(Data items)
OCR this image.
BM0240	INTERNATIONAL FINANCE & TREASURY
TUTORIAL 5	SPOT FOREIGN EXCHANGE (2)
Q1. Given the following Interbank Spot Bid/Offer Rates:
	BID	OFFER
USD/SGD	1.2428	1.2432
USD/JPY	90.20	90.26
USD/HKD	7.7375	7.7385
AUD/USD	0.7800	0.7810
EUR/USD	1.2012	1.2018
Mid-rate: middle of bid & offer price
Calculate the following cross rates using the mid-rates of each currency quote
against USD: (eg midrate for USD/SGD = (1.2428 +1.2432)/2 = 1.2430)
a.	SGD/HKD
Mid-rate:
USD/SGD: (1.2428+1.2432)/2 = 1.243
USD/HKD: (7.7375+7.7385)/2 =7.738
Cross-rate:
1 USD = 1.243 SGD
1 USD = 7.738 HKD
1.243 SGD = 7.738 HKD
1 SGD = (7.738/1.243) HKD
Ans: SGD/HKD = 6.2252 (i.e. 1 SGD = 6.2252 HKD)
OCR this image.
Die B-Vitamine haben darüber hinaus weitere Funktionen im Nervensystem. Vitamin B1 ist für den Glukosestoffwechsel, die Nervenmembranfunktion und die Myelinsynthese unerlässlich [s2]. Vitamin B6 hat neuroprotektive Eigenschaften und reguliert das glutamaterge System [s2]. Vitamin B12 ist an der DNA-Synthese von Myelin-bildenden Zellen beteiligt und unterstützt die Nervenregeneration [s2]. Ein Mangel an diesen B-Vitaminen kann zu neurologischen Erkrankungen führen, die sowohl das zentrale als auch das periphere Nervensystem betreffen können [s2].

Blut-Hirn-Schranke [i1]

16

■ WHAT IS BEING ASKED: Extract all lines as given.

■ WRITTEN RESPONSE:
OCR this image.
BM0240	INTERNATIONAL FINANCE & TREASURY
TUTORIAL 5	SPOT FOREIGN EXCHANGE (2)
Q1. Given the following Interbank Spot Bid/Offer Rates:
	BID	OFFER
USD/SGD	1.2428	1.2432
USD/JPY	90.20	90.26
USD/HKD	7.7375	7.7385
AUD/USD	0.7800	0.7810
EUR/USD	1.2012	1.2018
Mid-rate: middle of bid & offer price
Calculate the following cross rates using the mid-rates of each currency quote
against USD: (eg midrate for USD/SGD = (1.2428 +1.2432)/2 = 1.2430)
a.	SGD/HKD
Mid-rate:
USD/SGD: (1.2428+1.2432)/2 = 1.243
USD/HKD: (7.7375+7.7385)/2 =7.738
Cross-rate:
1 USD = 1.243 SGD
1 USD = 7.738 HKD
1.243 SGD = 7.738 HKD
1 SGD = (7.738/1.243) HKD
Ans: SGD/HKD = 6.2252 (i.e. 1 SGD = 6.2252 HKD)
OCR this image.
Die B-Vitamine haben darüber hinaus weitere Funktionen im Nervensystem. Vitamin B1 ist für den Glukosestoffwechsel, die Nervenmembranfunktion und die Myelinsynthese unerlässlich [s2]. Vitamin B6 hat neuroprotektive Eigenschaften und reguliert das glutamaterge System [s2]. Vitamin B12 ist an der DNA-Synthese von Myelin-bildenden Zellen beteiligt und unterstützt die Nervenregeneration [s2]. Ein Mangel an diesen B-Vitaminen kann zu neurologischen Erkrankungen führen, die sowohl das zentrale als auch das periphere Nervensystem betreffen können [s2].

Blut-Hirn-Schranke [i1]

16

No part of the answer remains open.